— begin —
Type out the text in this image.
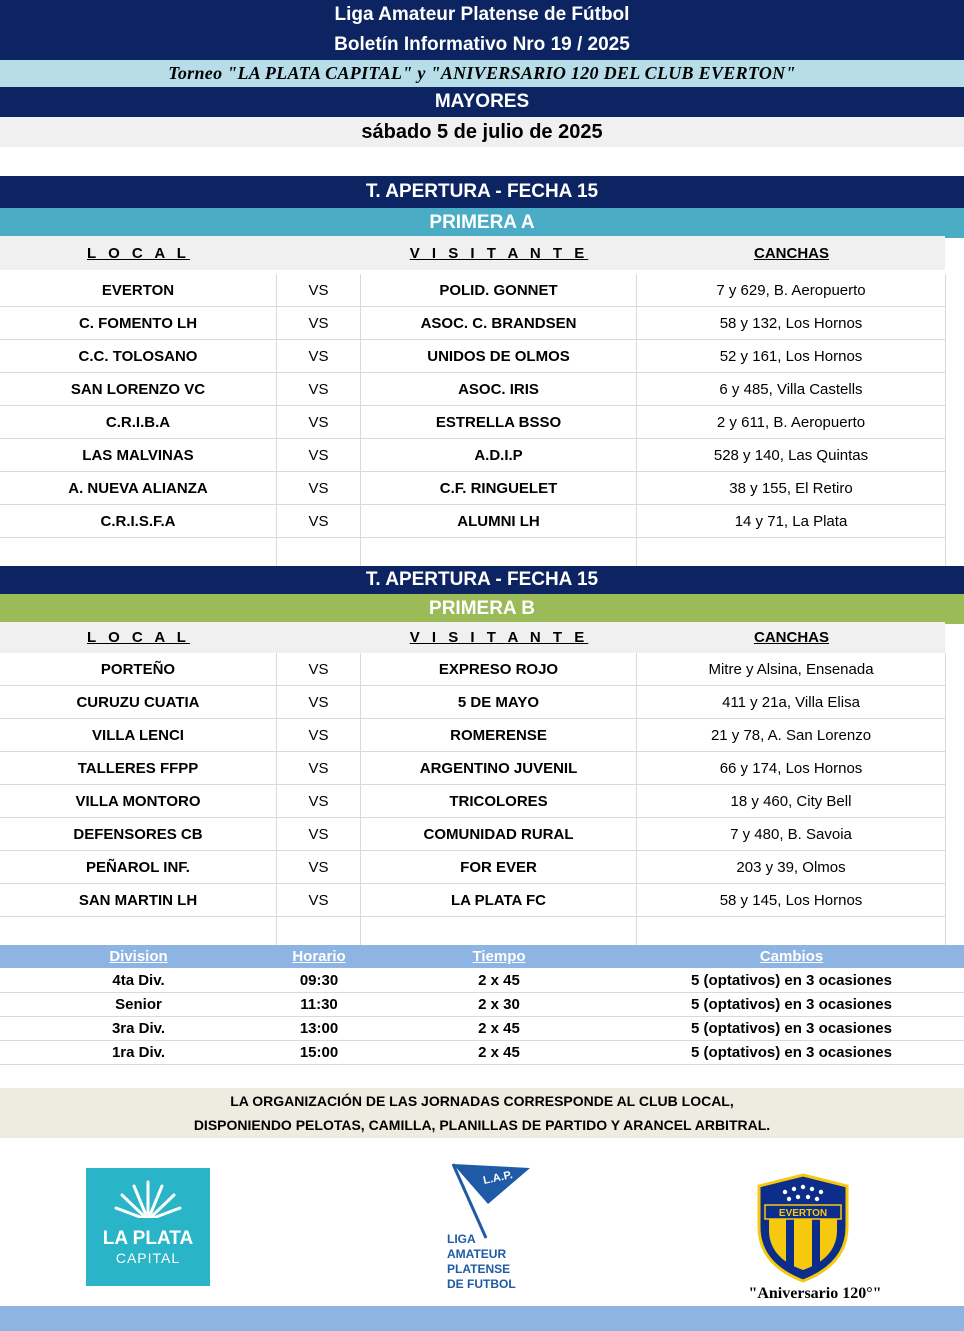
Liga Amateur Platense de Fútbol
Boletín Informativo Nro 19 / 2025
Torneo "LA PLATA CAPITAL" y "ANIVERSARIO 120 DEL CLUB EVERTON"
MAYORES
sábado 5 de julio de 2025
T. APERTURA - FECHA 15
PRIMERA A
L O C A L	V I S I T A N T E	CANCHAS
EVERTON	VS	POLID. GONNET	7 y 629, B. Aeropuerto
C. FOMENTO LH	VS	ASOC. C. BRANDSEN	58 y 132, Los Hornos
C.C. TOLOSANO	VS	UNIDOS DE OLMOS	52 y 161, Los Hornos
SAN LORENZO VC	VS	ASOC. IRIS	6 y 485, Villa Castells
C.R.I.B.A	VS	ESTRELLA BSSO	2 y 611, B. Aeropuerto
LAS MALVINAS	VS	A.D.I.P	528 y 140, Las Quintas
A. NUEVA ALIANZA	VS	C.F. RINGUELET	38 y 155, El Retiro
C.R.I.S.F.A	VS	ALUMNI LH	14 y 71, La Plata
T. APERTURA - FECHA 15
PRIMERA B
L O C A L	V I S I T A N T E	CANCHAS
PORTEÑO	VS	EXPRESO ROJO	Mitre y Alsina, Ensenada
CURUZU CUATIA	VS	5 DE MAYO	411 y 21a, Villa Elisa
VILLA LENCI	VS	ROMERENSE	21 y 78, A. San Lorenzo
TALLERES FFPP	VS	ARGENTINO JUVENIL	66 y 174, Los Hornos
VILLA MONTORO	VS	TRICOLORES	18 y 460, City Bell
DEFENSORES CB	VS	COMUNIDAD RURAL	7 y 480, B. Savoia
PEÑAROL INF.	VS	FOR EVER	203 y 39, Olmos
SAN MARTIN LH	VS	LA PLATA FC	58 y 145, Los Hornos
Division	Horario	Tiempo	Cambios
4ta Div.	09:30	2 x 45	5 (optativos) en 3 ocasiones
Senior	11:30	2 x 30	5 (optativos) en 3 ocasiones
3ra Div.	13:00	2 x 45	5 (optativos) en 3 ocasiones
1ra Div.	15:00	2 x 45	5 (optativos) en 3 ocasiones
LA ORGANIZACIÓN DE LAS JORNADAS CORRESPONDE AL CLUB LOCAL,
DISPONIENDO PELOTAS, CAMILLA, PLANILLAS DE PARTIDO Y ARANCEL ARBITRAL.
LA PLATA
CAPITAL
L.A.P.
LIGA
AMATEUR
PLATENSE
DE FUTBOL
EVERTON
"Aniversario 120°"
— end —
#### Challenge:
Report only the number of lines in the data above that contain "ASOC".

#### Problem solution:
2